Within the data below, state how many lines contain the string "izquierdo". Provide the number only.

◆ Source records:
########

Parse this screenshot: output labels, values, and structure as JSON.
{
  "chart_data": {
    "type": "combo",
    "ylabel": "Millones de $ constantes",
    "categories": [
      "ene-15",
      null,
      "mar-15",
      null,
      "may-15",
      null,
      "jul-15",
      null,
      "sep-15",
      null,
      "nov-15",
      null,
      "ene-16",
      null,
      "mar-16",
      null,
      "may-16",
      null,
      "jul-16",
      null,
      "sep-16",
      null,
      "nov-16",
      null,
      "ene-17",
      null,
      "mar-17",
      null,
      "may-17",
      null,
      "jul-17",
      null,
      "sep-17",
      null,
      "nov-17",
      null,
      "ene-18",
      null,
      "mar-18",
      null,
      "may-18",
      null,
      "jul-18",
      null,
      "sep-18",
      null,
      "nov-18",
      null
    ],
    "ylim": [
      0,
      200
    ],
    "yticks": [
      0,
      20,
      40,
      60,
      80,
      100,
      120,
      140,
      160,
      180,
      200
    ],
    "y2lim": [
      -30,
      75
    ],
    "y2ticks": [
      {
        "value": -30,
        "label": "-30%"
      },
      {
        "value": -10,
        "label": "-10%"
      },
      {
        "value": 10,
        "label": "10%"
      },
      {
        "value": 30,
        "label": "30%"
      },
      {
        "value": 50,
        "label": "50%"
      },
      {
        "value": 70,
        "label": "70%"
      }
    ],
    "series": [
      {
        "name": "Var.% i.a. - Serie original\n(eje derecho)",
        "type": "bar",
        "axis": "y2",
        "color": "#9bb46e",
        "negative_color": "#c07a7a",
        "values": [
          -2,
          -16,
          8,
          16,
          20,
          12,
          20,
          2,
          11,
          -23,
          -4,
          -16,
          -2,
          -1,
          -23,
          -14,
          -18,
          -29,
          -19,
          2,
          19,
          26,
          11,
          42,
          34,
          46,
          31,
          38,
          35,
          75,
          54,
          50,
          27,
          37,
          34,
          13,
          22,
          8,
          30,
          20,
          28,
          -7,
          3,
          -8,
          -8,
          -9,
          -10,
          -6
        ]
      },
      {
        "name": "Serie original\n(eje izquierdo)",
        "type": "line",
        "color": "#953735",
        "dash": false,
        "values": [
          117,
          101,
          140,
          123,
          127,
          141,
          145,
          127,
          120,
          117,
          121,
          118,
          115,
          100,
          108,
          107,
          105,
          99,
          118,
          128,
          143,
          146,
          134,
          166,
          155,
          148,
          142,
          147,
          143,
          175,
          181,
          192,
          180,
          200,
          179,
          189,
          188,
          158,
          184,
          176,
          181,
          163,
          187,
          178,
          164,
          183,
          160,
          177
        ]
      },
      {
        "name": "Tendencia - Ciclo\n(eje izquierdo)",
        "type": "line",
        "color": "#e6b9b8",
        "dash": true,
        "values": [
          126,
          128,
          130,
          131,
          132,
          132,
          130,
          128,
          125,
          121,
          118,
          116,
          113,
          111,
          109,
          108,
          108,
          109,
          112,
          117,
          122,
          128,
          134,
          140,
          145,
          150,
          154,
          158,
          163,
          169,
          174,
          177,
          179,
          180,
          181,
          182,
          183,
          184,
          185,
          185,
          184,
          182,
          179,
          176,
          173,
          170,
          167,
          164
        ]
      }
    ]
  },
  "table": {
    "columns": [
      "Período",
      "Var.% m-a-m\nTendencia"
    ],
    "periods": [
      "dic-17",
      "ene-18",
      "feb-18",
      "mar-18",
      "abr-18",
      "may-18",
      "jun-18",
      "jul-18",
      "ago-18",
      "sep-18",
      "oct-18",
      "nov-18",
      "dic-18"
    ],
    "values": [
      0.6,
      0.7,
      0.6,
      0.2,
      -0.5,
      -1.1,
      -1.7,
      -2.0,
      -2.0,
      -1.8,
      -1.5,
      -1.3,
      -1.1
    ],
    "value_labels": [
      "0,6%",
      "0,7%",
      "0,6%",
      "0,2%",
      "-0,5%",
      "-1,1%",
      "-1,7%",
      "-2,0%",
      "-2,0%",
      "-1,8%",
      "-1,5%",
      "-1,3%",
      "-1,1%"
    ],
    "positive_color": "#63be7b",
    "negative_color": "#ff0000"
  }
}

########

◆ Exercise response: 2